# START OF RECORDED DATA

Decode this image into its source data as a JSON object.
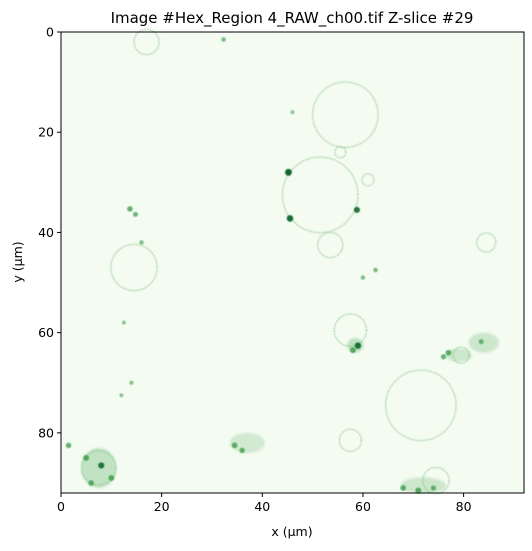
{
  "figure": {
    "title": "Image #Hex_Region 4_RAW_ch00.tif Z-slice #29",
    "xlabel": "x (μm)",
    "ylabel": "y (μm)",
    "colormap": "Greens",
    "colors": {
      "background": "#f4fbf1",
      "ring": "#7fc47f",
      "spot_dark": "#0b6b2a",
      "spot_mid": "#3fa34d"
    }
  },
  "chart_data": {
    "type": "heatmap",
    "title": "Image #Hex_Region 4_RAW_ch00.tif Z-slice #29",
    "xlabel": "x (μm)",
    "ylabel": "y (μm)",
    "xlim": [
      0,
      92
    ],
    "ylim": [
      92,
      0
    ],
    "x_ticks": [
      0,
      20,
      40,
      60,
      80
    ],
    "y_ticks": [
      0,
      20,
      40,
      60,
      80
    ],
    "grid": false,
    "rings": [
      {
        "cx": 56.5,
        "cy": 16.5,
        "r": 6.5
      },
      {
        "cx": 51.5,
        "cy": 32.5,
        "r": 7.5
      },
      {
        "cx": 14.5,
        "cy": 47,
        "r": 4.6
      },
      {
        "cx": 71.5,
        "cy": 74.5,
        "r": 7
      },
      {
        "cx": 57.5,
        "cy": 59.5,
        "r": 3.2
      },
      {
        "cx": 53.5,
        "cy": 42.5,
        "r": 2.5
      },
      {
        "cx": 84.5,
        "cy": 42,
        "r": 1.9
      },
      {
        "cx": 61,
        "cy": 29.5,
        "r": 1.2
      },
      {
        "cx": 55.5,
        "cy": 24,
        "r": 1.1
      },
      {
        "cx": 17,
        "cy": 2,
        "r": 2.5
      },
      {
        "cx": 57.5,
        "cy": 81.5,
        "r": 2.2
      },
      {
        "cx": 79.5,
        "cy": 64.5,
        "r": 1.6
      },
      {
        "cx": 7.5,
        "cy": 87,
        "r": 3.4
      },
      {
        "cx": 74.5,
        "cy": 89.5,
        "r": 2.6
      }
    ],
    "spots": [
      {
        "x": 45.2,
        "y": 28,
        "v": 1.0
      },
      {
        "x": 45.5,
        "y": 37.2,
        "v": 0.95
      },
      {
        "x": 58.8,
        "y": 35.5,
        "v": 0.85
      },
      {
        "x": 13.7,
        "y": 35.3,
        "v": 0.7
      },
      {
        "x": 14.8,
        "y": 36.4,
        "v": 0.6
      },
      {
        "x": 59,
        "y": 62.6,
        "v": 0.9
      },
      {
        "x": 58,
        "y": 63.5,
        "v": 0.8
      },
      {
        "x": 77,
        "y": 64,
        "v": 0.75
      },
      {
        "x": 76,
        "y": 64.8,
        "v": 0.65
      },
      {
        "x": 83.5,
        "y": 61.8,
        "v": 0.6
      },
      {
        "x": 34.5,
        "y": 82.5,
        "v": 0.75
      },
      {
        "x": 36,
        "y": 83.5,
        "v": 0.7
      },
      {
        "x": 5,
        "y": 85,
        "v": 0.8
      },
      {
        "x": 8,
        "y": 86.5,
        "v": 0.85
      },
      {
        "x": 10,
        "y": 89,
        "v": 0.8
      },
      {
        "x": 6,
        "y": 90,
        "v": 0.75
      },
      {
        "x": 68,
        "y": 91,
        "v": 0.75
      },
      {
        "x": 71,
        "y": 91.5,
        "v": 0.8
      },
      {
        "x": 74,
        "y": 91,
        "v": 0.65
      },
      {
        "x": 1.5,
        "y": 82.5,
        "v": 0.7
      },
      {
        "x": 32.3,
        "y": 1.5,
        "v": 0.5
      },
      {
        "x": 62.5,
        "y": 47.5,
        "v": 0.5
      },
      {
        "x": 60,
        "y": 49,
        "v": 0.45
      },
      {
        "x": 16,
        "y": 42,
        "v": 0.45
      },
      {
        "x": 12.5,
        "y": 58,
        "v": 0.35
      },
      {
        "x": 14,
        "y": 70,
        "v": 0.4
      },
      {
        "x": 12,
        "y": 72.5,
        "v": 0.35
      },
      {
        "x": 46,
        "y": 16,
        "v": 0.35
      }
    ],
    "clusters": [
      {
        "x": 7.5,
        "y": 87,
        "rx": 3.5,
        "ry": 4,
        "v": 0.55
      },
      {
        "x": 37,
        "y": 82,
        "rx": 3.5,
        "ry": 2,
        "v": 0.4
      },
      {
        "x": 84,
        "y": 62,
        "rx": 3,
        "ry": 2,
        "v": 0.45
      },
      {
        "x": 72,
        "y": 90.5,
        "rx": 4.5,
        "ry": 1.6,
        "v": 0.45
      },
      {
        "x": 58.5,
        "y": 62.5,
        "rx": 1.6,
        "ry": 1.4,
        "v": 0.6
      },
      {
        "x": 79,
        "y": 64.5,
        "rx": 2.6,
        "ry": 1.3,
        "v": 0.45
      }
    ]
  }
}
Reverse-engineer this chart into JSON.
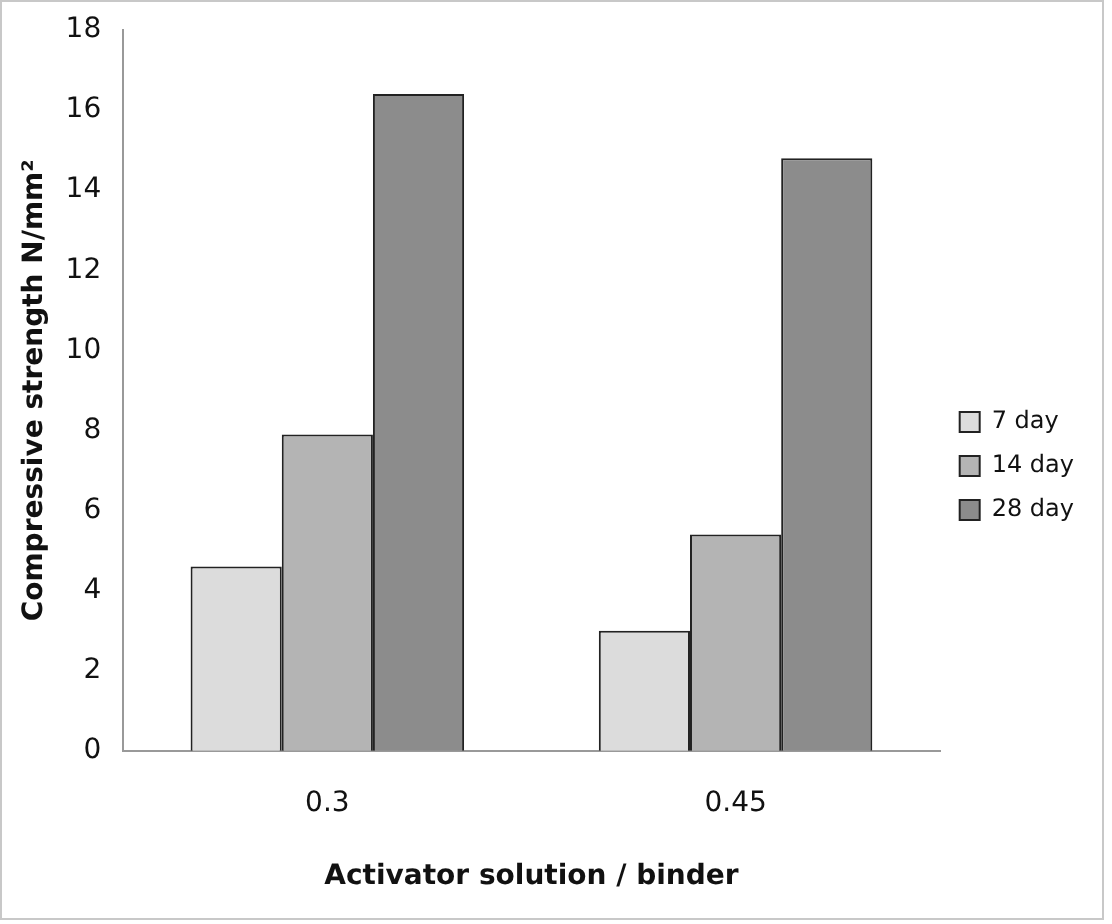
{
  "chart_data": {
    "type": "bar",
    "xlabel": "Activator solution / binder",
    "ylabel": "Compressive strength N/mm²",
    "categories": [
      "0.3",
      "0.45"
    ],
    "series": [
      {
        "name": "7 day",
        "color": "#dcdcdc",
        "values": [
          4.6,
          3.0
        ]
      },
      {
        "name": "14 day",
        "color": "#b4b4b4",
        "values": [
          7.9,
          5.4
        ]
      },
      {
        "name": "28 day",
        "color": "#8c8c8c",
        "values": [
          16.4,
          14.8
        ]
      }
    ],
    "ylim": [
      0,
      18
    ],
    "yticks": [
      0,
      2,
      4,
      6,
      8,
      10,
      12,
      14,
      16,
      18
    ],
    "grid": false,
    "legend": "right"
  }
}
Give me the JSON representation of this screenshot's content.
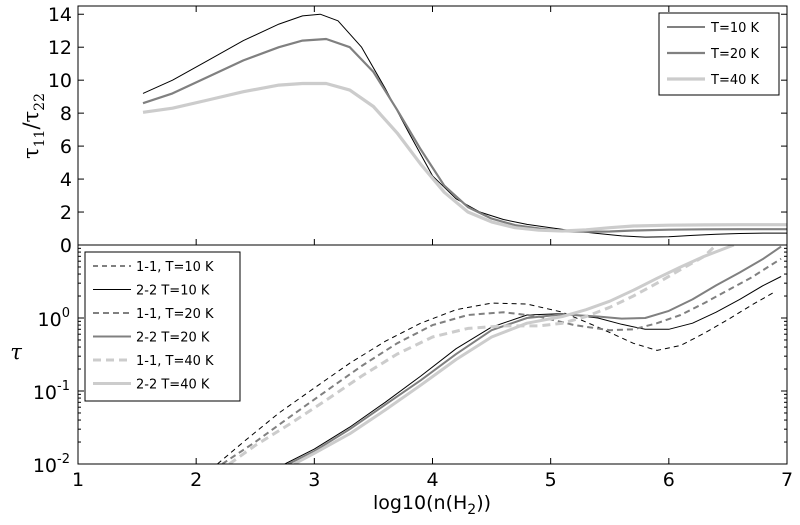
{
  "chart_data": [
    {
      "type": "line",
      "panel": "top",
      "xlabel": "",
      "ylabel": "τ11/τ22",
      "ylabel_main": "τ",
      "ylabel_sub1": "11",
      "ylabel_div": "/τ",
      "ylabel_sub2": "22",
      "xlim": [
        1,
        7
      ],
      "ylim": [
        0,
        14.5
      ],
      "yticks": [
        0,
        2,
        4,
        6,
        8,
        10,
        12,
        14
      ],
      "yticklabels": [
        "0",
        "2",
        "4",
        "6",
        "8",
        "10",
        "12",
        "14"
      ],
      "legend_position": "top-right",
      "series": [
        {
          "name": "T=10 K",
          "color": "#000000",
          "width": 1.0,
          "dash": "",
          "x": [
            1.55,
            1.8,
            2.1,
            2.4,
            2.7,
            2.9,
            3.05,
            3.2,
            3.4,
            3.6,
            3.8,
            4.0,
            4.2,
            4.4,
            4.6,
            4.8,
            5.0,
            5.2,
            5.4,
            5.6,
            5.8,
            6.0,
            6.2,
            6.4,
            6.6,
            6.8,
            7.0
          ],
          "y": [
            9.2,
            10.0,
            11.2,
            12.4,
            13.4,
            13.9,
            14.0,
            13.6,
            12.0,
            9.5,
            6.8,
            4.2,
            2.8,
            2.0,
            1.55,
            1.25,
            1.05,
            0.85,
            0.7,
            0.55,
            0.48,
            0.5,
            0.58,
            0.65,
            0.7,
            0.72,
            0.72
          ]
        },
        {
          "name": "T=20 K",
          "color": "#808080",
          "width": 2.2,
          "dash": "",
          "x": [
            1.55,
            1.8,
            2.1,
            2.4,
            2.7,
            2.9,
            3.1,
            3.3,
            3.5,
            3.7,
            3.9,
            4.1,
            4.3,
            4.5,
            4.7,
            4.9,
            5.1,
            5.3,
            5.5,
            5.7,
            6.0,
            6.3,
            6.6,
            7.0
          ],
          "y": [
            8.6,
            9.2,
            10.2,
            11.2,
            12.0,
            12.4,
            12.5,
            12.0,
            10.5,
            8.2,
            5.8,
            3.6,
            2.3,
            1.6,
            1.2,
            1.0,
            0.85,
            0.8,
            0.82,
            0.88,
            0.93,
            0.95,
            0.96,
            0.96
          ]
        },
        {
          "name": "T=40 K",
          "color": "#cccccc",
          "width": 3.2,
          "dash": "",
          "x": [
            1.55,
            1.8,
            2.1,
            2.4,
            2.7,
            2.9,
            3.1,
            3.3,
            3.5,
            3.7,
            3.9,
            4.1,
            4.3,
            4.5,
            4.7,
            4.9,
            5.1,
            5.3,
            5.5,
            5.7,
            6.0,
            6.3,
            6.6,
            7.0
          ],
          "y": [
            8.05,
            8.3,
            8.8,
            9.3,
            9.7,
            9.8,
            9.8,
            9.4,
            8.4,
            6.8,
            4.9,
            3.2,
            2.0,
            1.4,
            1.05,
            0.9,
            0.85,
            0.92,
            1.05,
            1.15,
            1.2,
            1.22,
            1.23,
            1.23
          ]
        }
      ]
    },
    {
      "type": "line",
      "panel": "bottom",
      "xlabel": "log10(n(H2))",
      "xlabel_pre": "log10(n(H",
      "xlabel_sub": "2",
      "xlabel_post": "))",
      "ylabel": "τ",
      "yscale": "log",
      "xlim": [
        1,
        7
      ],
      "ylim": [
        0.01,
        10
      ],
      "xticks": [
        1,
        2,
        3,
        4,
        5,
        6,
        7
      ],
      "xticklabels": [
        "1",
        "2",
        "3",
        "4",
        "5",
        "6",
        "7"
      ],
      "yticks": [
        0.01,
        0.1,
        1
      ],
      "yticklabels": [
        {
          "base": "10",
          "exp": "-2"
        },
        {
          "base": "10",
          "exp": "-1"
        },
        {
          "base": "10",
          "exp": "0"
        }
      ],
      "legend_position": "top-left",
      "series": [
        {
          "name": "1-1, T=10 K",
          "color": "#000000",
          "width": 1.0,
          "dash": "5,4",
          "x": [
            2.18,
            2.4,
            2.7,
            3.0,
            3.3,
            3.6,
            3.9,
            4.2,
            4.5,
            4.8,
            5.1,
            5.4,
            5.7,
            5.9,
            6.1,
            6.3,
            6.5,
            6.7,
            6.9
          ],
          "y": [
            0.01,
            0.02,
            0.05,
            0.11,
            0.24,
            0.48,
            0.85,
            1.3,
            1.6,
            1.55,
            1.2,
            0.75,
            0.45,
            0.36,
            0.42,
            0.62,
            0.95,
            1.5,
            2.3
          ]
        },
        {
          "name": "2-2 T=10 K",
          "color": "#000000",
          "width": 1.0,
          "dash": "",
          "x": [
            2.75,
            3.0,
            3.3,
            3.6,
            3.9,
            4.2,
            4.5,
            4.8,
            5.1,
            5.4,
            5.6,
            5.8,
            6.0,
            6.2,
            6.4,
            6.6,
            6.8,
            6.95
          ],
          "y": [
            0.01,
            0.016,
            0.032,
            0.07,
            0.16,
            0.38,
            0.75,
            1.1,
            1.15,
            1.0,
            0.82,
            0.7,
            0.7,
            0.85,
            1.2,
            1.8,
            2.8,
            3.7
          ]
        },
        {
          "name": "1-1, T=20 K",
          "color": "#808080",
          "width": 2.0,
          "dash": "6,4",
          "x": [
            2.22,
            2.5,
            2.8,
            3.1,
            3.4,
            3.7,
            4.0,
            4.3,
            4.6,
            4.9,
            5.2,
            5.5,
            5.7,
            5.9,
            6.1,
            6.3,
            6.5,
            6.7,
            6.95
          ],
          "y": [
            0.01,
            0.02,
            0.045,
            0.1,
            0.22,
            0.45,
            0.8,
            1.1,
            1.2,
            1.05,
            0.8,
            0.68,
            0.7,
            0.85,
            1.1,
            1.6,
            2.4,
            3.6,
            6.5
          ]
        },
        {
          "name": "2-2 T=20 K",
          "color": "#808080",
          "width": 2.0,
          "dash": "",
          "x": [
            2.78,
            3.0,
            3.3,
            3.6,
            3.9,
            4.2,
            4.5,
            4.8,
            5.1,
            5.4,
            5.6,
            5.8,
            6.0,
            6.2,
            6.4,
            6.6,
            6.8,
            6.95
          ],
          "y": [
            0.01,
            0.015,
            0.03,
            0.065,
            0.14,
            0.32,
            0.68,
            1.0,
            1.12,
            1.05,
            0.98,
            1.0,
            1.25,
            1.8,
            2.8,
            4.2,
            6.5,
            9.5
          ]
        },
        {
          "name": "1-1, T=40 K",
          "color": "#cccccc",
          "width": 3.0,
          "dash": "8,5",
          "x": [
            2.28,
            2.5,
            2.8,
            3.1,
            3.4,
            3.7,
            4.0,
            4.3,
            4.6,
            4.9,
            5.1,
            5.3,
            5.5,
            5.7,
            5.9,
            6.1,
            6.3,
            6.4
          ],
          "y": [
            0.01,
            0.018,
            0.036,
            0.075,
            0.16,
            0.32,
            0.55,
            0.72,
            0.78,
            0.78,
            0.85,
            1.05,
            1.4,
            2.0,
            3.0,
            4.6,
            7.0,
            10.0
          ]
        },
        {
          "name": "2-2 T=40 K",
          "color": "#cccccc",
          "width": 3.0,
          "dash": "",
          "x": [
            2.83,
            3.0,
            3.3,
            3.6,
            3.9,
            4.2,
            4.5,
            4.8,
            5.1,
            5.3,
            5.5,
            5.7,
            5.9,
            6.1,
            6.3,
            6.55
          ],
          "y": [
            0.01,
            0.014,
            0.026,
            0.055,
            0.12,
            0.27,
            0.55,
            0.85,
            1.05,
            1.3,
            1.7,
            2.4,
            3.5,
            5.0,
            7.0,
            10.0
          ]
        }
      ]
    }
  ]
}
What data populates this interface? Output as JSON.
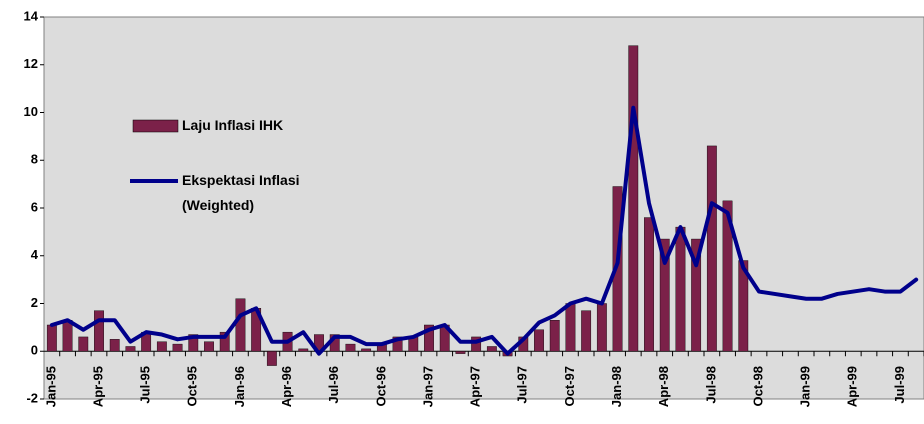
{
  "chart_data": {
    "type": "bar+line",
    "categories": [
      "Jan-95",
      null,
      null,
      "Apr-95",
      null,
      null,
      "Jul-95",
      null,
      null,
      "Oct-95",
      null,
      null,
      "Jan-96",
      null,
      null,
      "Apr-96",
      null,
      null,
      "Jul-96",
      null,
      null,
      "Oct-96",
      null,
      null,
      "Jan-97",
      null,
      null,
      "Apr-97",
      null,
      null,
      "Jul-97",
      null,
      null,
      "Oct-97",
      null,
      null,
      "Jan-98",
      null,
      null,
      "Apr-98",
      null,
      null,
      "Jul-98",
      null,
      null,
      "Oct-98",
      null,
      null,
      "Jan-99",
      null,
      null,
      "Apr-99",
      null,
      null,
      "Jul-99",
      null
    ],
    "series": [
      {
        "name": "Laju Inflasi IHK",
        "type": "bar",
        "color": "#7b2149",
        "values": [
          1.1,
          1.3,
          0.6,
          1.7,
          0.5,
          0.2,
          0.8,
          0.4,
          0.3,
          0.7,
          0.4,
          0.8,
          2.2,
          1.8,
          -0.6,
          0.8,
          0.1,
          0.7,
          0.7,
          0.3,
          0.1,
          0.3,
          0.6,
          0.6,
          1.1,
          1.1,
          -0.1,
          0.6,
          0.2,
          -0.2,
          0.6,
          0.9,
          1.3,
          2.0,
          1.7,
          2.0,
          6.9,
          12.8,
          5.6,
          4.7,
          5.2,
          4.7,
          8.6,
          6.3,
          3.8,
          null,
          null,
          null,
          null,
          null,
          null,
          null,
          null,
          null,
          null,
          null
        ]
      },
      {
        "name": "Ekspektasi Inflasi (Weighted)",
        "type": "line",
        "color": "#00008b",
        "values": [
          1.1,
          1.3,
          0.9,
          1.3,
          1.3,
          0.4,
          0.8,
          0.7,
          0.5,
          0.6,
          0.6,
          0.6,
          1.5,
          1.8,
          0.4,
          0.4,
          0.8,
          -0.1,
          0.6,
          0.6,
          0.3,
          0.3,
          0.5,
          0.6,
          0.9,
          1.1,
          0.4,
          0.4,
          0.6,
          -0.1,
          0.5,
          1.2,
          1.5,
          2.0,
          2.2,
          2.0,
          3.7,
          10.2,
          6.2,
          3.7,
          5.2,
          3.6,
          6.2,
          5.8,
          3.5,
          2.5,
          2.4,
          2.3,
          2.2,
          2.2,
          2.4,
          2.5,
          2.6,
          2.5,
          2.5,
          3.0
        ]
      }
    ],
    "ylim": [
      -2,
      14
    ],
    "yticks": [
      -2,
      0,
      2,
      4,
      6,
      8,
      10,
      12,
      14
    ],
    "grid": false
  }
}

# END OF RECORDED DATA

OBJECTIVE:
Report only the number of lines in the data above that contain "Inflasi".

SOLVED EXERCISE:
2